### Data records
------------------------
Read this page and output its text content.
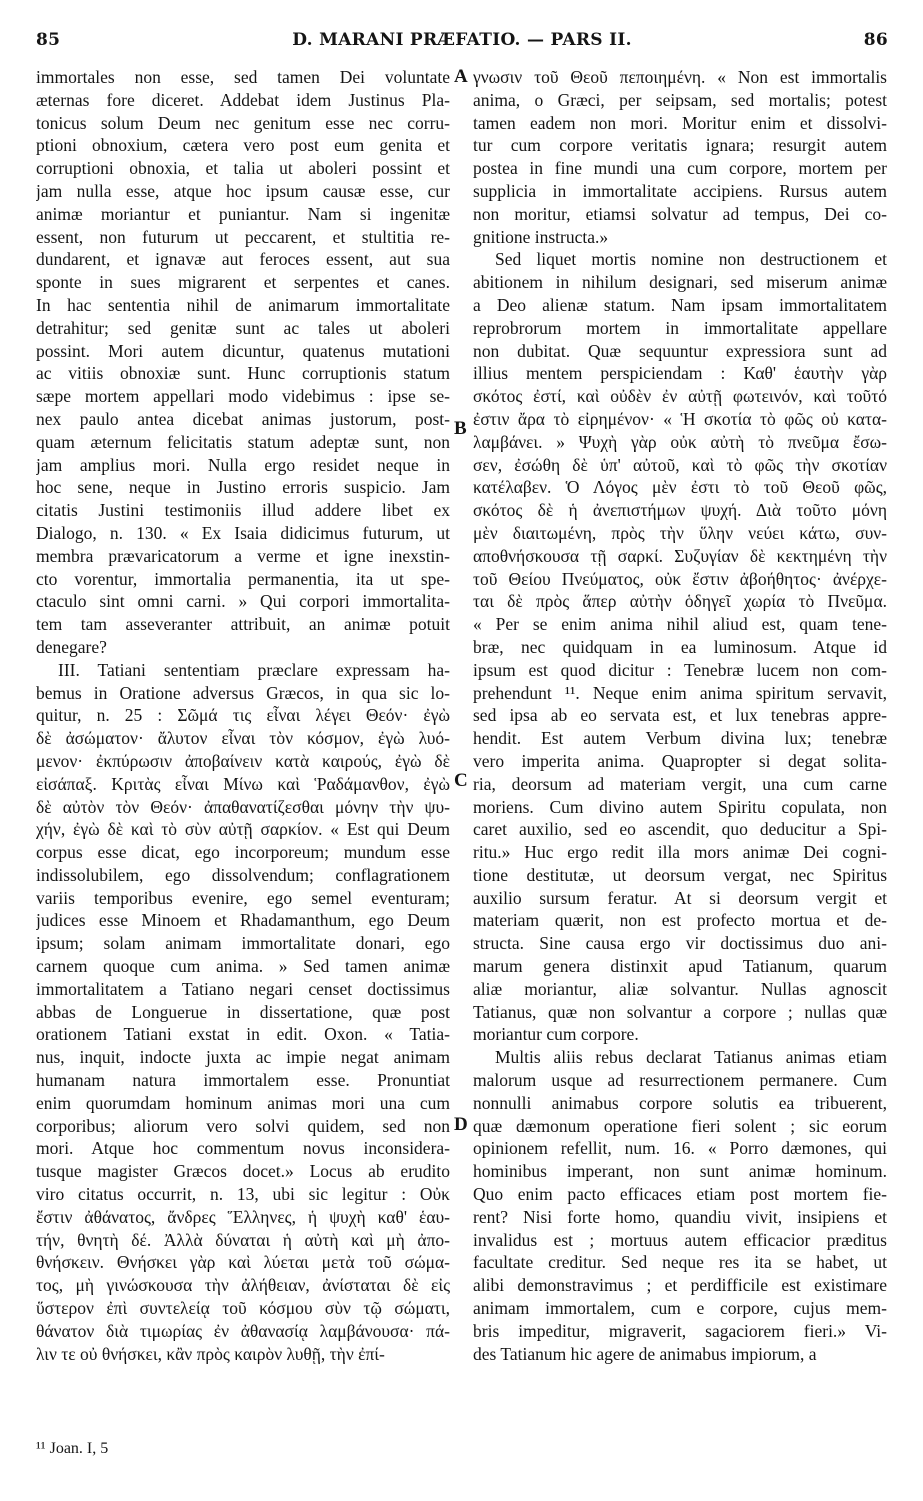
85	D. MARANI PRÆFATIO. — PARS II.	86
immortales non esse, sed tamen Dei voluntate
æternas fore diceret. Addebat idem Justinus Pla-
tonicus solum Deum nec genitum esse nec corru-
ptioni obnoxium, cætera vero post eum genita et
corruptioni obnoxia, et talia ut aboleri possint et
jam nulla esse, atque hoc ipsum causæ esse, cur
animæ moriantur et puniantur. Nam si ingenitæ
essent, non futurum ut peccarent, et stultitia re-
dundarent, et ignavæ aut feroces essent, aut sua
sponte in sues migrarent et serpentes et canes.
In hac sententia nihil de animarum immortalitate
detrahitur; sed genitæ sunt ac tales ut aboleri
possint. Mori autem dicuntur, quatenus mutationi
ac vitiis obnoxiæ sunt. Hunc corruptionis statum
sæpe mortem appellari modo videbimus : ipse se-
nex paulo antea dicebat animas justorum, post-
quam æternum felicitatis statum adeptæ sunt, non
jam amplius mori. Nulla ergo residet neque in
hoc sene, neque in Justino erroris suspicio. Jam
citatis Justini testimoniis illud addere libet ex
Dialogo, n. 130. « Ex Isaia didicimus futurum, ut
membra prævaricatorum a verme et igne inexstin-
cto vorentur, immortalia permanentia, ita ut spe-
ctaculo sint omni carni. » Qui corpori immortalita-
tem tam asseveranter attribuit, an animæ potuit
denegare?
III. Tatiani sententiam præclare expressam ha-
bemus in Oratione adversus Græcos, in qua sic lo-
quitur, n. 25 : Σῶμά τις εἶναι λέγει Θεόν· ἐγὼ
δὲ ἀσώματον· ἄλυτον εἶναι τὸν κόσμον, ἐγὼ λυό-
μενον· ἐκπύρωσιν ἀποβαίνειν κατὰ καιρούς, ἐγὼ δὲ
εἰσάπαξ. Κριτὰς εἶναι Μίνω καὶ Ῥαδάμανθον, ἐγὼ
δὲ αὐτὸν τὸν Θεόν· ἀπαθανατίζεσθαι μόνην τὴν ψυ-
χήν, ἐγὼ δὲ καὶ τὸ σὺν αὐτῇ σαρκίον. « Est qui Deum
corpus esse dicat, ego incorporeum; mundum esse
indissolubilem, ego dissolvendum; conflagrationem
variis temporibus evenire, ego semel eventuram;
judices esse Minoem et Rhadamanthum, ego Deum
ipsum; solam animam immortalitate donari, ego
carnem quoque cum anima. » Sed tamen animæ
immortalitatem a Tatiano negari censet doctissimus
abbas de Longuerue in dissertatione, quæ post
orationem Tatiani exstat in edit. Oxon. « Tatia-
nus, inquit, indocte juxta ac impie negat animam
humanam natura immortalem esse. Pronuntiat
enim quorumdam hominum animas mori una cum
corporibus; aliorum vero solvi quidem, sed non
mori. Atque hoc commentum novus inconsidera-
tusque magister Græcos docet.» Locus ab erudito
viro citatus occurrit, n. 13, ubi sic legitur : Οὐκ
ἔστιν ἀθάνατος, ἄνδρες Ἕλληνες, ἡ ψυχὴ καθ' ἑαυ-
τήν, θνητὴ δέ. Ἀλλὰ δύναται ἡ αὐτὴ καὶ μὴ ἀπο-
θνήσκειν. Θνήσκει γὰρ καὶ λύεται μετὰ τοῦ σώμα-
τος, μὴ γινώσκουσα τὴν ἀλήθειαν, ἀνίσταται δὲ εἰς
ὕστερον ἐπὶ συντελείᾳ τοῦ κόσμου σὺν τῷ σώματι,
θάνατον διὰ τιμωρίας ἐν ἀθανασίᾳ λαμβάνουσα· πά-
λιν τε οὐ θνήσκει, κἂν πρὸς καιρὸν λυθῇ, τὴν ἐπί-
γνωσιν τοῦ Θεοῦ πεποιημένη. « Non est immortalis
anima, o Græci, per seipsam, sed mortalis; potest
tamen eadem non mori. Moritur enim et dissolvi-
tur cum corpore veritatis ignara; resurgit autem
postea in fine mundi una cum corpore, mortem per
supplicia in immortalitate accipiens. Rursus autem
non moritur, etiamsi solvatur ad tempus, Dei co-
gnitione instructa.»
Sed liquet mortis nomine non destructionem et
abitionem in nihilum designari, sed miserum animæ
a Deo alienæ statum. Nam ipsam immortalitatem
reprobrorum mortem in immortalitate appellare
non dubitat. Quæ sequuntur expressiora sunt ad
illius mentem perspiciendam : Καθ' ἑαυτὴν γὰρ
σκότος ἐστί, καὶ οὐδὲν ἐν αὐτῇ φωτεινόν, καὶ τοῦτό
ἐστιν ἄρα τὸ εἰρημένον· « Ἡ σκοτία τὸ φῶς οὐ κατα-
λαμβάνει. » Ψυχὴ γὰρ οὐκ αὐτὴ τὸ πνεῦμα ἔσω-
σεν, ἐσώθη δὲ ὑπ' αὐτοῦ, καὶ τὸ φῶς τὴν σκοτίαν
κατέλαβεν. Ὁ Λόγος μὲν ἐστι τὸ τοῦ Θεοῦ φῶς,
σκότος δὲ ἡ ἀνεπιστήμων ψυχή. Διὰ τοῦτο μόνη
μὲν διαιτωμένη, πρὸς τὴν ὕλην νεύει κάτω, συν-
αποθνήσκουσα τῇ σαρκί. Συζυγίαν δὲ κεκτημένη τὴν
τοῦ Θείου Πνεύματος, οὐκ ἔστιν ἀβοήθητος· ἀνέρχε-
ται δὲ πρὸς ἅπερ αὐτὴν ὁδηγεῖ χωρία τὸ Πνεῦμα.
« Per se enim anima nihil aliud est, quam tene-
bræ, nec quidquam in ea luminosum. Atque id
ipsum est quod dicitur : Tenebræ lucem non com-
prehendunt ¹¹. Neque enim anima spiritum servavit,
sed ipsa ab eo servata est, et lux tenebras appre-
hendit. Est autem Verbum divina lux; tenebræ
vero imperita anima. Quapropter si degat solita-
ria, deorsum ad materiam vergit, una cum carne
moriens. Cum divino autem Spiritu copulata, non
caret auxilio, sed eo ascendit, quo deducitur a Spi-
ritu.» Huc ergo redit illa mors animæ Dei cogni-
tione destitutæ, ut deorsum vergat, nec Spiritus
auxilio sursum feratur. At si deorsum vergit et
materiam quærit, non est profecto mortua et de-
structa. Sine causa ergo vir doctissimus duo ani-
marum genera distinxit apud Tatianum, quarum
aliæ moriantur, aliæ solvantur. Nullas agnoscit
Tatianus, quæ non solvantur a corpore ; nullas quæ
moriantur cum corpore.
Multis aliis rebus declarat Tatianus animas etiam
malorum usque ad resurrectionem permanere. Cum
nonnulli animabus corpore solutis ea tribuerent,
quæ dæmonum operatione fieri solent ; sic eorum
opinionem refellit, num. 16. « Porro dæmones, qui
hominibus imperant, non sunt animæ hominum.
Quo enim pacto efficaces etiam post mortem fie-
rent? Nisi forte homo, quandiu vivit, insipiens et
invalidus est ; mortuus autem efficacior præditus
facultate creditur. Sed neque res ita se habet, ut
alibi demonstravimus ; et perdifficile est existimare
animam immortalem, cum e corpore, cujus mem-
bris impeditur, migraverit, sagaciorem fieri.» Vi-
des Tatianum hic agere de animabus impiorum, a
A
B
C
D
¹¹ Joan. I, 5
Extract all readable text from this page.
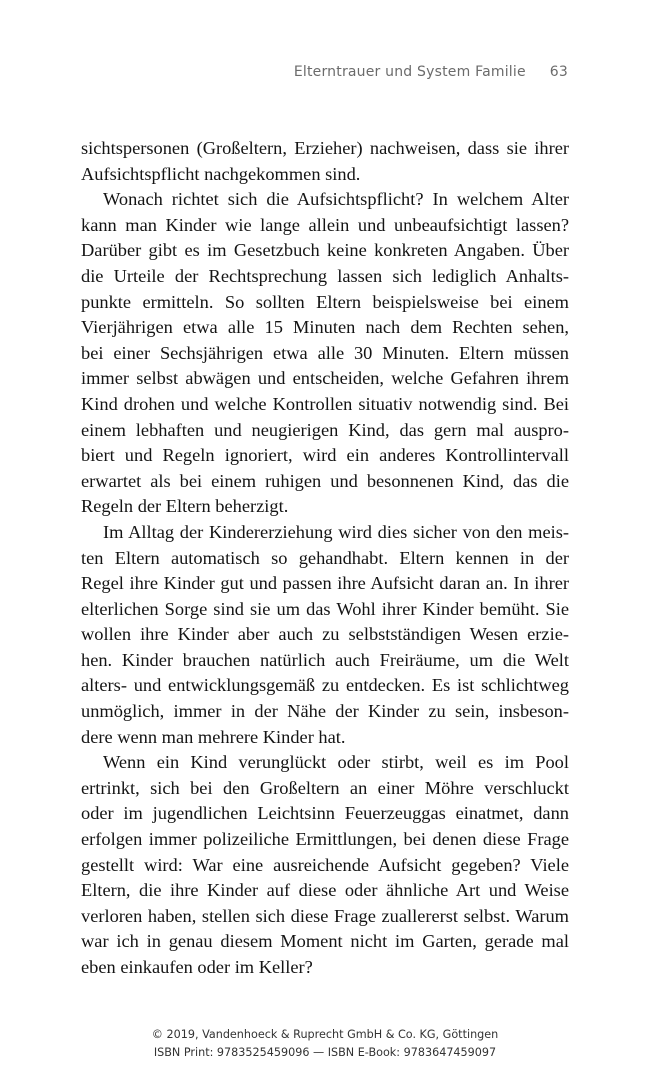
Elterntrauer und System Familie 63
sichtspersonen (Großeltern, Erzieher) nachweisen, dass sie ihrer
Aufsichtspflicht nachgekommen sind.
Wonach richtet sich die Aufsichtspflicht? In welchem Alter
kann man Kinder wie lange allein und unbeaufsichtigt lassen?
Darüber gibt es im Gesetzbuch keine konkreten Angaben. Über
die Urteile der Rechtsprechung lassen sich lediglich Anhalts-
punkte ermitteln. So sollten Eltern beispielsweise bei einem
Vierjährigen etwa alle 15 Minuten nach dem Rechten sehen,
bei einer Sechsjährigen etwa alle 30 Minuten. Eltern müssen
immer selbst abwägen und entscheiden, welche Gefahren ihrem
Kind drohen und welche Kontrollen situativ notwendig sind. Bei
einem lebhaften und neugierigen Kind, das gern mal auspro-
biert und Regeln ignoriert, wird ein anderes Kontrollintervall
erwartet als bei einem ruhigen und besonnenen Kind, das die
Regeln der Eltern beherzigt.
Im Alltag der Kindererziehung wird dies sicher von den meis-
ten Eltern automatisch so gehandhabt. Eltern kennen in der
Regel ihre Kinder gut und passen ihre Aufsicht daran an. In ihrer
elterlichen Sorge sind sie um das Wohl ihrer Kinder bemüht. Sie
wollen ihre Kinder aber auch zu selbstständigen Wesen erzie-
hen. Kinder brauchen natürlich auch Freiräume, um die Welt
alters- und entwicklungsgemäß zu entdecken. Es ist schlichtweg
unmöglich, immer in der Nähe der Kinder zu sein, insbeson-
dere wenn man mehrere Kinder hat.
Wenn ein Kind verunglückt oder stirbt, weil es im Pool
ertrinkt, sich bei den Großeltern an einer Möhre verschluckt
oder im jugendlichen Leichtsinn Feuerzeuggas einatmet, dann
erfolgen immer polizeiliche Ermittlungen, bei denen diese Frage
gestellt wird: War eine ausreichende Aufsicht gegeben? Viele
Eltern, die ihre Kinder auf diese oder ähnliche Art und Weise
verloren haben, stellen sich diese Frage zuallererst selbst. Warum
war ich in genau diesem Moment nicht im Garten, gerade mal
eben einkaufen oder im Keller?
© 2019, Vandenhoeck & Ruprecht GmbH & Co. KG, Göttingen
ISBN Print: 9783525459096 — ISBN E-Book: 9783647459097
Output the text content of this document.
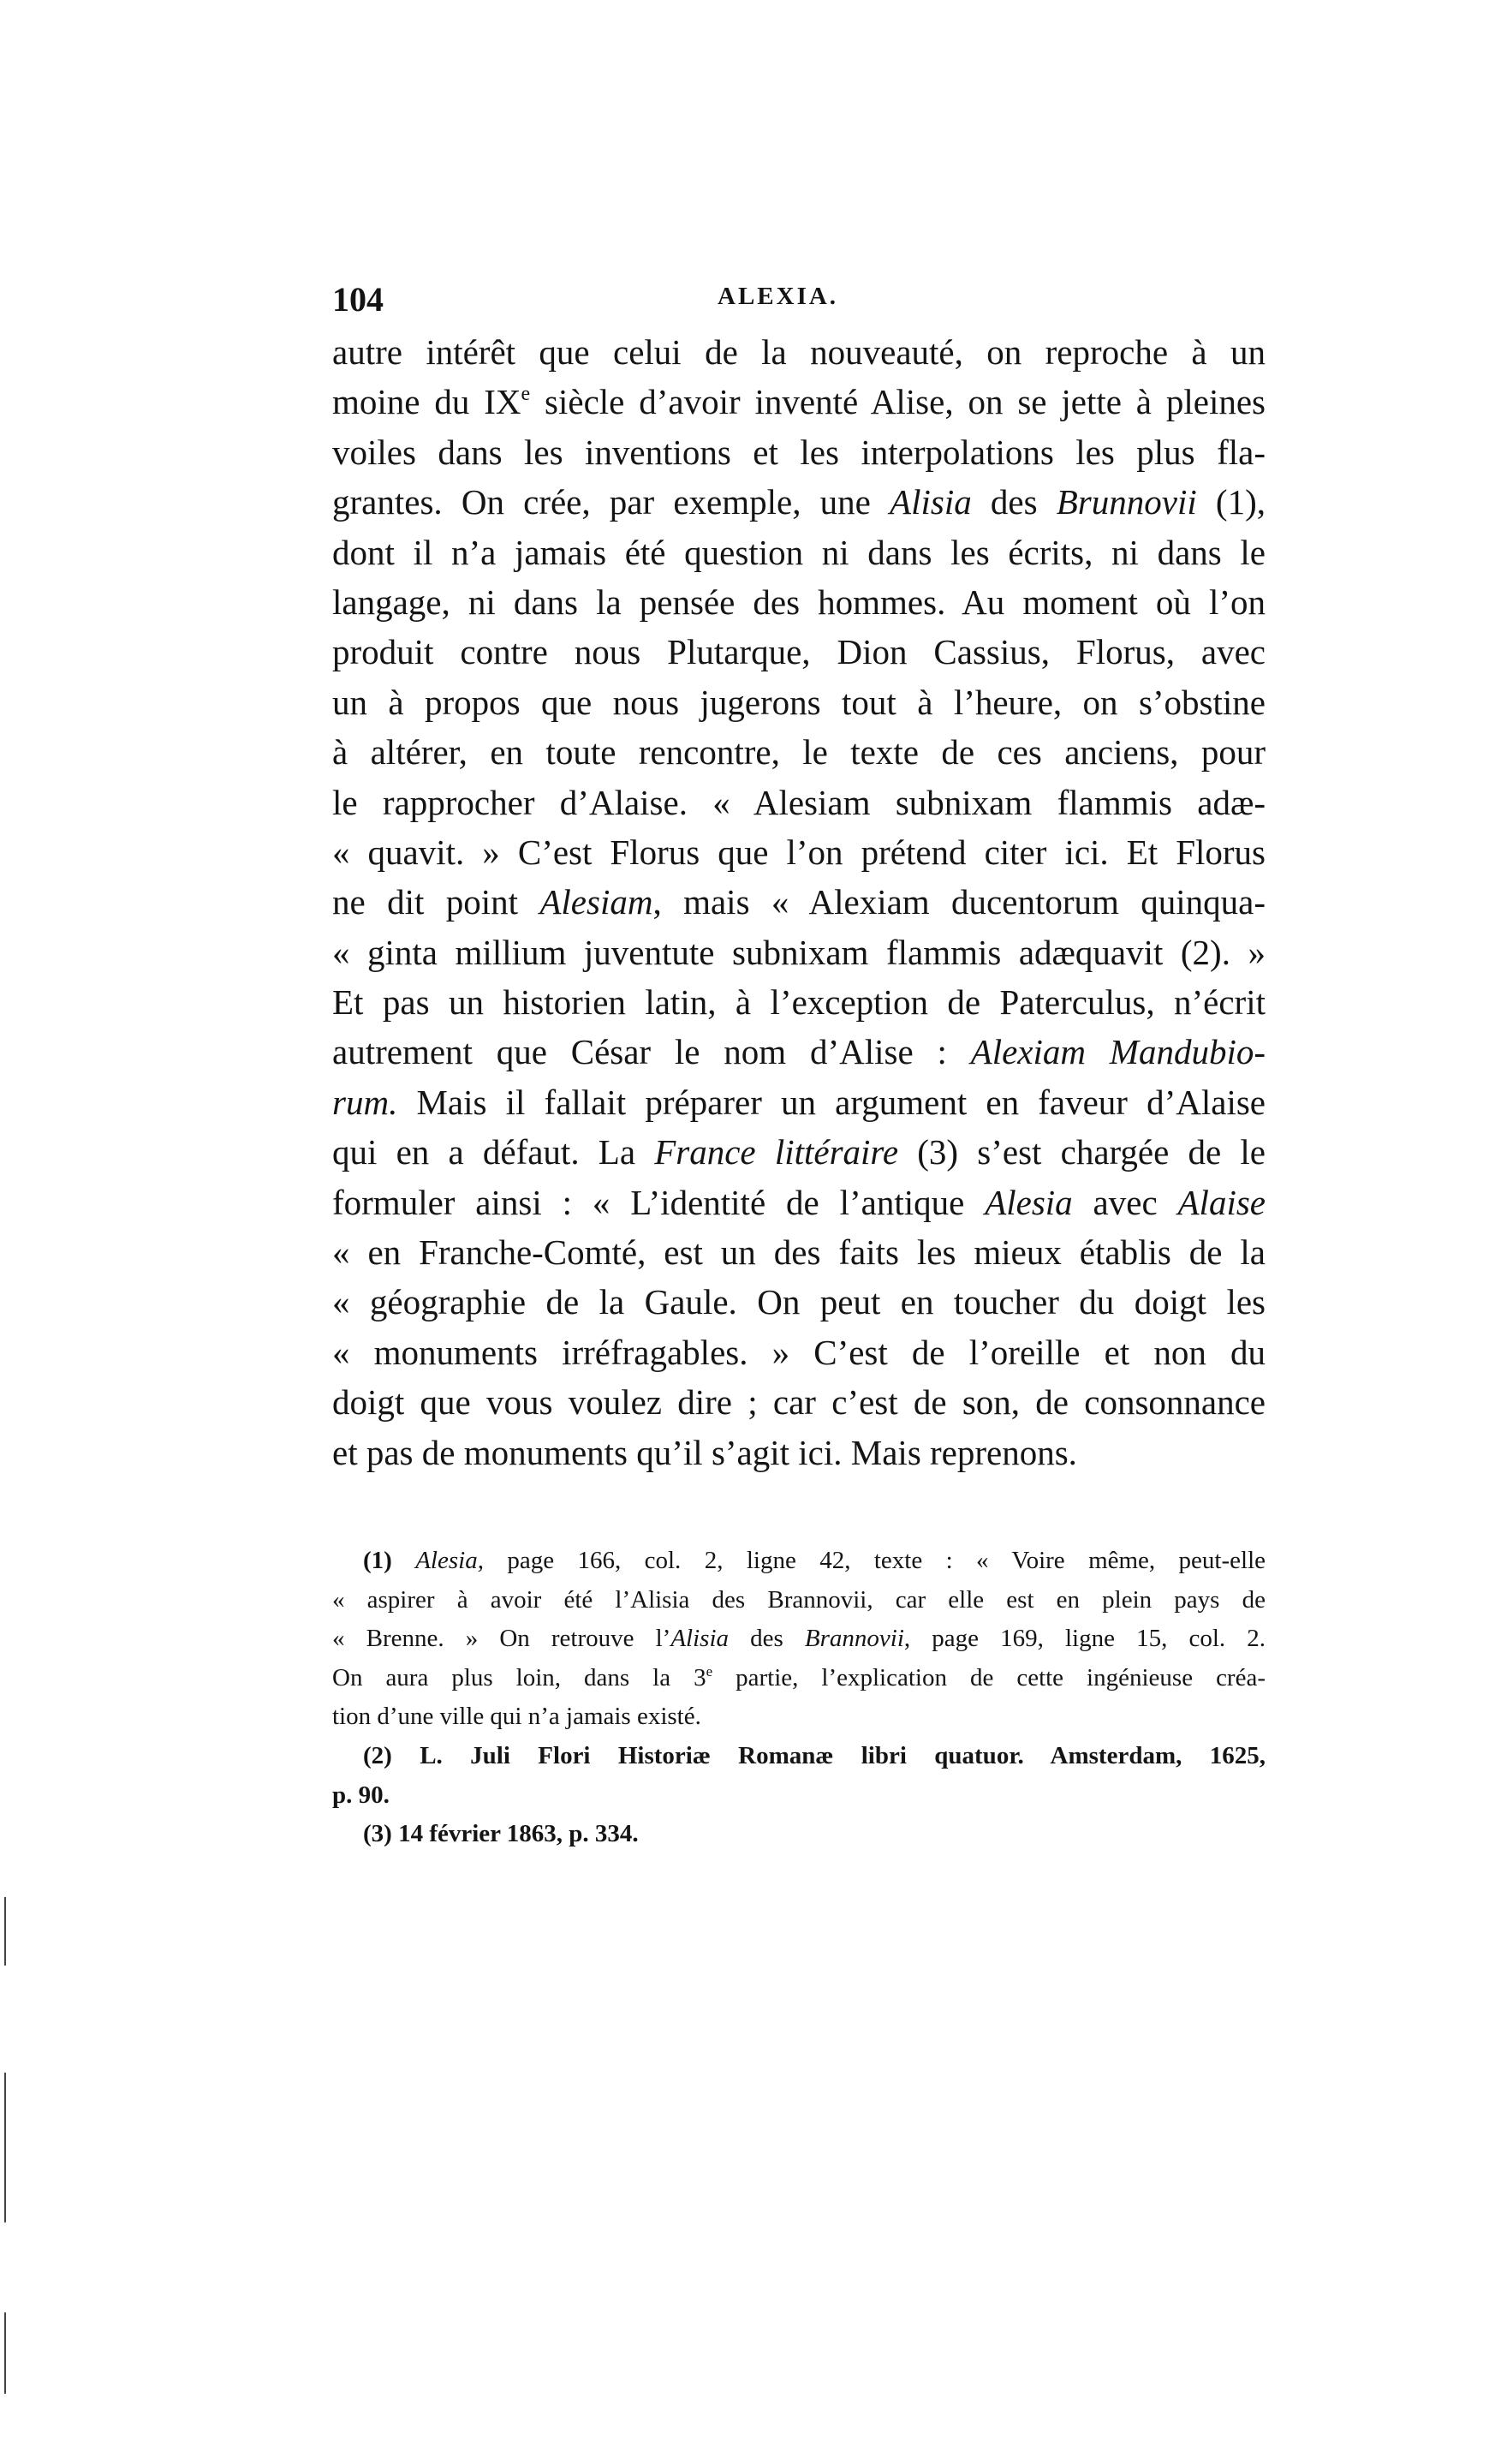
104	ALEXIA.
autre intérêt que celui de la nouveauté, on reproche à un
moine du IXe siècle d’avoir inventé Alise, on se jette à pleines
voiles dans les inventions et les interpolations les plus fla-
grantes. On crée, par exemple, une Alisia des Brunnovii (1),
dont il n’a jamais été question ni dans les écrits, ni dans le
langage, ni dans la pensée des hommes. Au moment où l’on
produit contre nous Plutarque, Dion Cassius, Florus, avec
un à propos que nous jugerons tout à l’heure, on s’obstine
à altérer, en toute rencontre, le texte de ces anciens, pour
le rapprocher d’Alaise. « Alesiam subnixam flammis adæ-
« quavit. » C’est Florus que l’on prétend citer ici. Et Florus
ne dit point Alesiam, mais « Alexiam ducentorum quinqua-
« ginta millium juventute subnixam flammis adæquavit (2). »
Et pas un historien latin, à l’exception de Paterculus, n’écrit
autrement que César le nom d’Alise : Alexiam Mandubio-
rum. Mais il fallait préparer un argument en faveur d’Alaise
qui en a défaut. La France littéraire (3) s’est chargée de le
formuler ainsi : « L’identité de l’antique Alesia avec Alaise
« en Franche-Comté, est un des faits les mieux établis de la
« géographie de la Gaule. On peut en toucher du doigt les
« monuments irréfragables. » C’est de l’oreille et non du
doigt que vous voulez dire ; car c’est de son, de consonnance
et pas de monuments qu’il s’agit ici. Mais reprenons.
(1) Alesia, page 166, col. 2, ligne 42, texte : « Voire même, peut-elle
« aspirer à avoir été l’Alisia des Brannovii, car elle est en plein pays de
« Brenne. » On retrouve l’Alisia des Brannovii, page 169, ligne 15, col. 2.
On aura plus loin, dans la 3e partie, l’explication de cette ingénieuse créa-
tion d’une ville qui n’a jamais existé.
(2) L. Juli Flori Historiæ Romanæ libri quatuor. Amsterdam, 1625,
p. 90.
(3) 14 février 1863, p. 334.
------------------------
### Exercise goal
Which lines in the records above contain the string "futurum"? Copy each one.

### Full answer
essent, non futurum ut peccarent, et stultitia re-
Dialogo, n. 130. « Ex Isaia didicimus futurum, ut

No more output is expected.